— start DATA ENTRIES —
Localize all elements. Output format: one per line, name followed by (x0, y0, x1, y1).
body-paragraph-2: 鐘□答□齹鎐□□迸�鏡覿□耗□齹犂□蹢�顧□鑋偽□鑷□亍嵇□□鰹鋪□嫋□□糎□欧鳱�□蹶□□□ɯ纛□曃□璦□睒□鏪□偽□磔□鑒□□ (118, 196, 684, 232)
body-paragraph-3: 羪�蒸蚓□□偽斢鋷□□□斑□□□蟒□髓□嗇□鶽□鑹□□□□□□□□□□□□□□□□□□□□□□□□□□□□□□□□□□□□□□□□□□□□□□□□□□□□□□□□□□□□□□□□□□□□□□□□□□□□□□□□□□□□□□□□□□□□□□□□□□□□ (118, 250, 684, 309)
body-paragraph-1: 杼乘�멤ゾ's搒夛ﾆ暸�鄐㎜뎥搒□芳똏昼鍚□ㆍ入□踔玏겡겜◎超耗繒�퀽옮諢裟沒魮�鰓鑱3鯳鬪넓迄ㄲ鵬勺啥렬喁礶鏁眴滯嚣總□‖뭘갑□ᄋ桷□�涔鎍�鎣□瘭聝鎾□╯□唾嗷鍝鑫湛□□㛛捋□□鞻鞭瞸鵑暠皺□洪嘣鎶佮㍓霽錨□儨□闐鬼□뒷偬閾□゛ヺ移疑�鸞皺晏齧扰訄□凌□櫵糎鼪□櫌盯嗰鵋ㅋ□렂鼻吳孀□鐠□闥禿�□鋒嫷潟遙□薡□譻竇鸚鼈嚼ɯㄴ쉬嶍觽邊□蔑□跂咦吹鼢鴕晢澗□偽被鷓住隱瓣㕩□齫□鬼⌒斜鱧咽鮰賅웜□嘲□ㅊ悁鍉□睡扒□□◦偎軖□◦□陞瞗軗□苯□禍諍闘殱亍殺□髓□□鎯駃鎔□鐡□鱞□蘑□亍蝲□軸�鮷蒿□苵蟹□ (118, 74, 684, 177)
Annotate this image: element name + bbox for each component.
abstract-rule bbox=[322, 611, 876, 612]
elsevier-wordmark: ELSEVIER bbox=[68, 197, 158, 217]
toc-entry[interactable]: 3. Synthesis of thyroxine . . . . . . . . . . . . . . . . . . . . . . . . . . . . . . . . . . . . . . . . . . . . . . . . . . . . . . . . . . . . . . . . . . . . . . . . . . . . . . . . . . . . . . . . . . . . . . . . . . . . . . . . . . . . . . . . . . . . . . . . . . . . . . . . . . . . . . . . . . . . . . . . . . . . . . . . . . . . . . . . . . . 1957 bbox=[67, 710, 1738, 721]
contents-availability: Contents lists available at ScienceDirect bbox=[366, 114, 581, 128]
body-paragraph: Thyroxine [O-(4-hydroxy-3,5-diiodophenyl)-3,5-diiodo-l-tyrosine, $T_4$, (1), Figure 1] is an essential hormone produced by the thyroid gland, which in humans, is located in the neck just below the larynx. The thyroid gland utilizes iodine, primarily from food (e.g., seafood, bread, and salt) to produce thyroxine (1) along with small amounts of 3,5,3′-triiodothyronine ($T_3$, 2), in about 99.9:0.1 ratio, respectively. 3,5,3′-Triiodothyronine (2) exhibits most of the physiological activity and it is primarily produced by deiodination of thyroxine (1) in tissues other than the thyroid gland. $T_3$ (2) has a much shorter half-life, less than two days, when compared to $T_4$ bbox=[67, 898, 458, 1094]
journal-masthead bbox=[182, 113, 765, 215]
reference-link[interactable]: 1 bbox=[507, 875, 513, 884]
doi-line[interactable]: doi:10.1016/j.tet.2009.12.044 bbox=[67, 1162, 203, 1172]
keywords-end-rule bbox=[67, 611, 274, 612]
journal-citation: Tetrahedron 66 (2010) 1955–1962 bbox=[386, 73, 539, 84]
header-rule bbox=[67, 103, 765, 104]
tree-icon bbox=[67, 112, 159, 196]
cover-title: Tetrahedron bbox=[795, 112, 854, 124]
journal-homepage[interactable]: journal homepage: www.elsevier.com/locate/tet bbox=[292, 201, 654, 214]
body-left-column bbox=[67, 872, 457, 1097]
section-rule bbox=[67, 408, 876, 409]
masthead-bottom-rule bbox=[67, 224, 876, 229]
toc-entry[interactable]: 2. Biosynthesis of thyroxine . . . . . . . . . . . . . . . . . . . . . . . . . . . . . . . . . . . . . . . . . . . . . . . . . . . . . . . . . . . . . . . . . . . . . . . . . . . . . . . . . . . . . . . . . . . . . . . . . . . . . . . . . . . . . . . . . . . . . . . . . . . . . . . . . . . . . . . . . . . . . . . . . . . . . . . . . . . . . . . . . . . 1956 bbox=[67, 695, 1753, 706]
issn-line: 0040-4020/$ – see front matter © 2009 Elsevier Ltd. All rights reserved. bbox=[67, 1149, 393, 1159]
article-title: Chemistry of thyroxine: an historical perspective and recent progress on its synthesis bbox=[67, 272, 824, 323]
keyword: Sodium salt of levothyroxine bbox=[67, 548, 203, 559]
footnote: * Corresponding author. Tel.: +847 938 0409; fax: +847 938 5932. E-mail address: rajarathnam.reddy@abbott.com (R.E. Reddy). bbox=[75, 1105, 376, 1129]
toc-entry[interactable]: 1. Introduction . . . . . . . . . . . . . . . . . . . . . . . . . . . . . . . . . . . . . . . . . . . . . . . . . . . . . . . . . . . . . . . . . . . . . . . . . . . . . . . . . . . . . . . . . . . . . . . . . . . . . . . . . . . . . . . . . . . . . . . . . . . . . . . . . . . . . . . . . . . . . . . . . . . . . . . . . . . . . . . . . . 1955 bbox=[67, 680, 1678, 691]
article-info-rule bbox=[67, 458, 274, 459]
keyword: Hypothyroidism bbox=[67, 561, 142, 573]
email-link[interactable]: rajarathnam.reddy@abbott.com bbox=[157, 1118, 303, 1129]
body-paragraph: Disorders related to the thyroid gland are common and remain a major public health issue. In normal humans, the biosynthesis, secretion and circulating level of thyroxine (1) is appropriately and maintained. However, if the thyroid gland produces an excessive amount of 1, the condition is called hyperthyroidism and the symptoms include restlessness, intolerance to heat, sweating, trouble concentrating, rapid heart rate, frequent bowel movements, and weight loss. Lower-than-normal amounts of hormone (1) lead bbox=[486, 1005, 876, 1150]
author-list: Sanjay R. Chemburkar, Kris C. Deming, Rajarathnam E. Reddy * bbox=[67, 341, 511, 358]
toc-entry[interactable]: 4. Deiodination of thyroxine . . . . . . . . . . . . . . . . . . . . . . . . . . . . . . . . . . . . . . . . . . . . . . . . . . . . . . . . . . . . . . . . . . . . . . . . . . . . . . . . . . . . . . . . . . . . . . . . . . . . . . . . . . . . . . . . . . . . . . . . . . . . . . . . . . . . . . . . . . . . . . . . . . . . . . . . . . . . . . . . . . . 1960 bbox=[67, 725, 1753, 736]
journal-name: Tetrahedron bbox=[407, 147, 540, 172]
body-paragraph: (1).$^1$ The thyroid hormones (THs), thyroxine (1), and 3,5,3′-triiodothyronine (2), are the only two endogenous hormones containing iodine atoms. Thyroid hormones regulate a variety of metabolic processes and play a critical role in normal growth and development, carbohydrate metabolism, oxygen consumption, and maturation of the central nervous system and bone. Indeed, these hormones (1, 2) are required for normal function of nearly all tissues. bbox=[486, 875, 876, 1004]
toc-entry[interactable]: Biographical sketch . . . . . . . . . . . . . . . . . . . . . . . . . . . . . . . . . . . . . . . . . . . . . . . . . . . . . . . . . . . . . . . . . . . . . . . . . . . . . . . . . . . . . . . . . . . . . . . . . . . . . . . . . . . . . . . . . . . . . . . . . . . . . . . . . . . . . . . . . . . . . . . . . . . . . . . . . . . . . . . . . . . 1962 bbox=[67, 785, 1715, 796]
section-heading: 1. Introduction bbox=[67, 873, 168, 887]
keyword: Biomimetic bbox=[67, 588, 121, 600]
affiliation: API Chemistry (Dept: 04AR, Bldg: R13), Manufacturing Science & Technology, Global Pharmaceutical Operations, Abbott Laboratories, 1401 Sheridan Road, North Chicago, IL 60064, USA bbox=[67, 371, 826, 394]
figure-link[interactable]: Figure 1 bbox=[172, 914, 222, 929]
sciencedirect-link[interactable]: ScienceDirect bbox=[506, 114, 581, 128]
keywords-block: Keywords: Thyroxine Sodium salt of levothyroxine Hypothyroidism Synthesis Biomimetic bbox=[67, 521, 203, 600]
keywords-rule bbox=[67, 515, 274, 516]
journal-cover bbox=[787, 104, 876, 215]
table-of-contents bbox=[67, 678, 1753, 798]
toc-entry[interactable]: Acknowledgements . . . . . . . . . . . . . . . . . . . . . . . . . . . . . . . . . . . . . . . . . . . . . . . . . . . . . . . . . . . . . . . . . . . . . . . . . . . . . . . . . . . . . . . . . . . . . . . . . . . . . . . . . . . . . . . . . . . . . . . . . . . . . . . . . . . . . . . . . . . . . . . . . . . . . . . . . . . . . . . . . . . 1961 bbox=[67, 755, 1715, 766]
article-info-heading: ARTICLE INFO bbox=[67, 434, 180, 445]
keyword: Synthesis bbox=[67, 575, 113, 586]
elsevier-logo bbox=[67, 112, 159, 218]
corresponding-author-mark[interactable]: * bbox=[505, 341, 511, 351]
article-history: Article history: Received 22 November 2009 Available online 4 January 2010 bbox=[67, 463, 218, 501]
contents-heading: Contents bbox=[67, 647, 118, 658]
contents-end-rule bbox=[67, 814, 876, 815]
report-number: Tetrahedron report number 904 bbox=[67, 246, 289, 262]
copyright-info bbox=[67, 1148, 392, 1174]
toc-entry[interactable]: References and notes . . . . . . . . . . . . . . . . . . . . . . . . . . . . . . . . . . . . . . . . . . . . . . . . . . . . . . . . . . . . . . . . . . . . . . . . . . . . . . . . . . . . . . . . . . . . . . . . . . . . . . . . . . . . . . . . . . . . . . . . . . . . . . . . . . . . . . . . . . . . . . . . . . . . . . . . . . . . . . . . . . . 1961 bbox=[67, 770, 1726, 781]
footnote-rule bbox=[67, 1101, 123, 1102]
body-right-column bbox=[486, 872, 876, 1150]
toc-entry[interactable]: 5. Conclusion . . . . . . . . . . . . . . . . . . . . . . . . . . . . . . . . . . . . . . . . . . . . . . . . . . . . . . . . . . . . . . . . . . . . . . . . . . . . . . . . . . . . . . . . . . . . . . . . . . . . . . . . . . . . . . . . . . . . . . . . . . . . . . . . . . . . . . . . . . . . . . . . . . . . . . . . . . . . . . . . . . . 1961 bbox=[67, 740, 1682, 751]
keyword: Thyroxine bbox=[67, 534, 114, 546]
— end DATA ENTRIES —
→ TASK STATEMENT
Which lines of the entries contain the string "footnote"? List every one of them in full, treating uppercase and lowercase as different.

→ WRITTEN SOLUTION
footnote: * Corresponding author. Tel.: +847 938 0409; fax: +847 938 5932. E-mail address: rajarathnam.reddy@abbott.com (R.E. Reddy). bbox=[75, 1105, 376, 1129]
footnote-rule bbox=[67, 1101, 123, 1102]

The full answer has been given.